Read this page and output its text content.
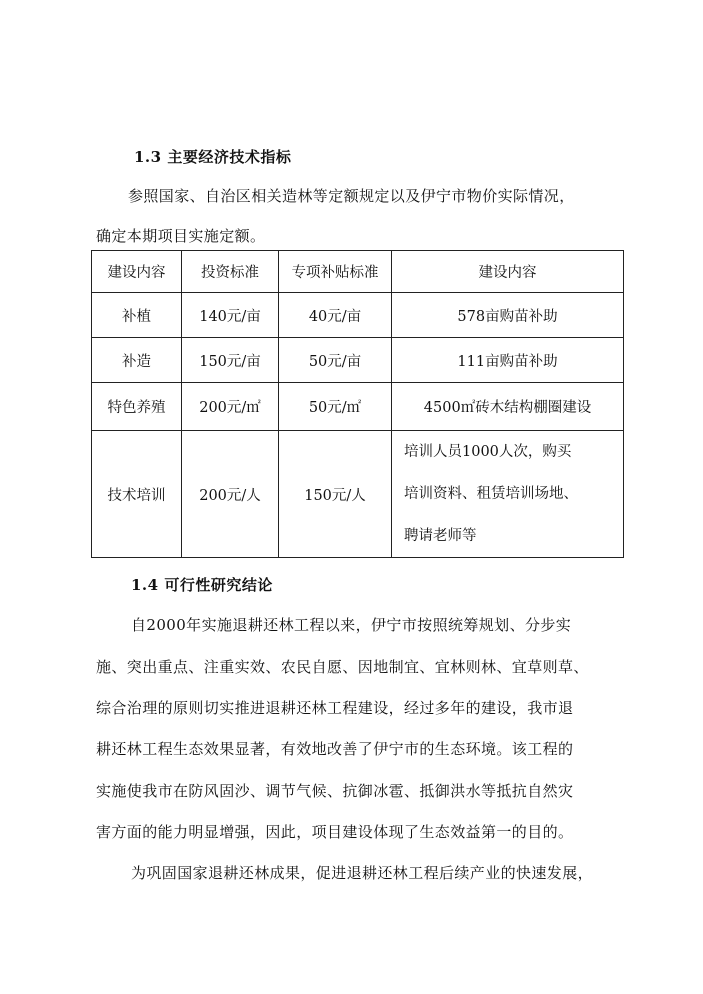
1.3 主要经济技术指标
参照国家、自治区相关造林等定额规定以及伊宁市物价实际情况，
确定本期项目实施定额。
建设内容	投资标准	专项补贴标准	建设内容
补植	140元/亩	40元/亩	578亩购苗补助
补造	150元/亩	50元/亩	111亩购苗补助
特色养殖	200元/㎡	50元/㎡	4500㎡砖木结构棚圈建设
技术培训	200元/人	150元/人	培训人员1000人次，购买
培训资料、租赁培训场地、
聘请老师等
1.4 可行性研究结论
自2000年实施退耕还林工程以来，伊宁市按照统筹规划、分步实
施、突出重点、注重实效、农民自愿、因地制宜、宜林则林、宜草则草、
综合治理的原则切实推进退耕还林工程建设，经过多年的建设，我市退
耕还林工程生态效果显著，有效地改善了伊宁市的生态环境。该工程的
实施使我市在防风固沙、调节气候、抗御冰雹、抵御洪水等抵抗自然灾
害方面的能力明显增强，因此，项目建设体现了生态效益第一的目的。
为巩固国家退耕还林成果，促进退耕还林工程后续产业的快速发展，
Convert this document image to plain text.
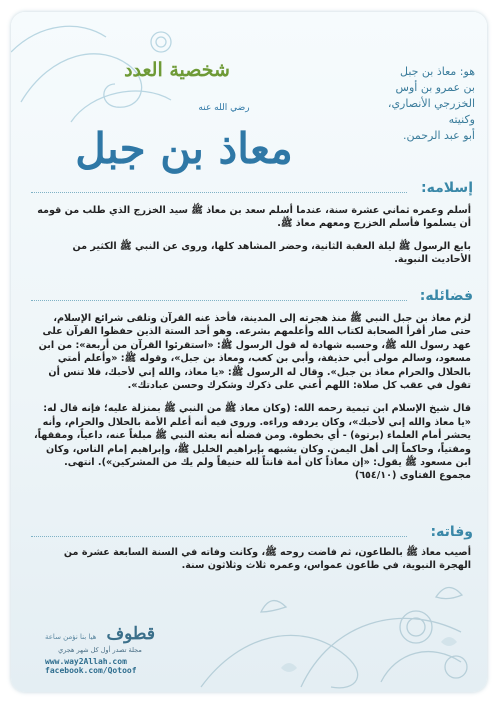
شخصية العدد
رضي الله عنه
معاذ بن جبل
هو: معاذ بن جبل
بن عمرو بن أوس
الخزرجي الأنصاري،
وكنيته
أبو عبد الرحمن.
إسلامه:
أسلم وعمره ثماني عشرة سنة، عندما أسلم سعد بن معاذ ﷺ سيد الخزرج الذي طلب من قومه أن يسلموا فأسلم الخزرج ومعهم معاذ ﷺ.
بايع الرسول ﷺ ليلة العقبة الثانية، وحضر المشاهد كلها، وروى عن النبي ﷺ الكثير من الأحاديث النبوية.
فضائله:
لزم معاذ بن جبل النبي ﷺ منذ هجرته إلى المدينة، فأخذ عنه القرآن وتلقى شرائع الإسلام، حتى صار أقرأ الصحابة لكتاب الله وأعلمهم بشرعه. وهو أحد الستة الذين حفظوا القرآن على عهد رسول الله ﷺ، وحسبه شهادة له قول الرسول ﷺ: «استقرئوا القرآن من أربعة»: من ابن مسعود، وسالم مولى أبي حذيفة، وأبي بن كعب، ومعاذ بن جبل»، وقوله ﷺ: «وأعلم أمتي بالحلال والحرام معاذ بن جبل». وقال له الرسول ﷺ: «يا معاذ، والله إني لأحبك، فلا تنس أن تقول في عقب كل صلاة: اللهم أعني على ذكرك وشكرك وحسن عبادتك».
قال شيخ الإسلام ابن تيمية رحمه الله: (وكان معاذ ﷺ من النبي ﷺ بمنزلة عليه؛ فإنه قال له: «يا معاذ والله إني لأحبك»، وكان يردفه وراءه. وروى فيه أنه أعلم الأمة بالحلال والحرام، وأنه يحشر أمام العلماء (برتوة) - أي بخطوة. ومن فضله أنه بعثه النبي ﷺ مبلغاً عنه، داعياً، ومفقهاً، ومفتياً، وحاكماً إلى أهل اليمن. وكان يشبهه بإبراهيم الخليل ﷺ، وإبراهيم إمام الناس، وكان ابن مسعود ﷺ يقول: «إن معاذاً كان أمة قانتاً لله حنيفاً ولم يك من المشركين»). انتهى. مجموع الفتاوى (٦٥٤/١٠)
وفاته:
أصيب معاذ ﷺ بالطاعون، ثم فاضت روحه ﷺ، وكانت وفاته في السنة السابعة عشرة من الهجرة النبوية، في طاعون عمواس، وعمره ثلاث وثلاثون سنة.
قطوف
هيا بنا نؤمن ساعة
مجلة تصدر أول كل شهر هجري
www.way2Allah.com
facebook.com/Qotoof
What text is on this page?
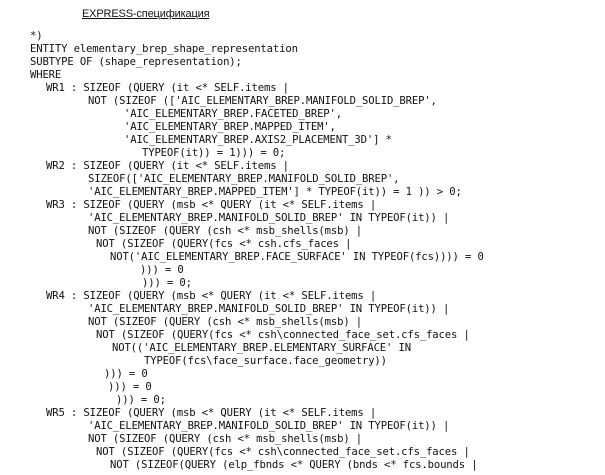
EXPRESS-спецификация
*)
ENTITY elementary_brep_shape_representation
SUBTYPE OF (shape_representation);
WHERE
WR1 : SIZEOF (QUERY (it <* SELF.items |
NOT (SIZEOF (['AIC_ELEMENTARY_BREP.MANIFOLD_SOLID_BREP',
'AIC_ELEMENTARY_BREP.FACETED_BREP',
'AIC_ELEMENTARY_BREP.MAPPED_ITEM',
'AIC_ELEMENTARY_BREP.AXIS2_PLACEMENT_3D'] *
TYPEOF(it)) = 1))) = 0;
WR2 : SIZEOF (QUERY (it <* SELF.items |
SIZEOF(['AIC_ELEMENTARY_BREP.MANIFOLD_SOLID_BREP',
'AIC_ELEMENTARY_BREP.MAPPED_ITEM'] * TYPEOF(it)) = 1 )) > 0;
WR3 : SIZEOF (QUERY (msb <* QUERY (it <* SELF.items |
'AIC_ELEMENTARY_BREP.MANIFOLD_SOLID_BREP' IN TYPEOF(it)) |
NOT (SIZEOF (QUERY (csh <* msb_shells(msb) |
NOT (SIZEOF (QUERY(fcs <* csh.cfs_faces |
NOT('AIC_ELEMENTARY_BREP.FACE_SURFACE' IN TYPEOF(fcs)))) = 0
))) = 0
))) = 0;
WR4 : SIZEOF (QUERY (msb <* QUERY (it <* SELF.items |
'AIC_ELEMENTARY_BREP.MANIFOLD_SOLID_BREP' IN TYPEOF(it)) |
NOT (SIZEOF (QUERY (csh <* msb_shells(msb) |
NOT (SIZEOF (QUERY(fcs <* csh\connected_face_set.cfs_faces |
NOT(('AIC_ELEMENTARY_BREP.ELEMENTARY_SURFACE' IN
TYPEOF(fcs\face_surface.face_geometry))
))) = 0
))) = 0
))) = 0;
WR5 : SIZEOF (QUERY (msb <* QUERY (it <* SELF.items |
'AIC_ELEMENTARY_BREP.MANIFOLD_SOLID_BREP' IN TYPEOF(it)) |
NOT (SIZEOF (QUERY (csh <* msb_shells(msb) |
NOT (SIZEOF (QUERY(fcs <* csh\connected_face_set.cfs_faces |
NOT (SIZEOF(QUERY (elp_fbnds <* QUERY (bnds <* fcs.bounds |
===
__What you have to do__: Find every line in the records above that holds the word "SELF", and copy each one.

__Exercise result__:
WR1 : SIZEOF (QUERY (it <* SELF.items |
WR2 : SIZEOF (QUERY (it <* SELF.items |
WR3 : SIZEOF (QUERY (msb <* QUERY (it <* SELF.items |
WR4 : SIZEOF (QUERY (msb <* QUERY (it <* SELF.items |
WR5 : SIZEOF (QUERY (msb <* QUERY (it <* SELF.items |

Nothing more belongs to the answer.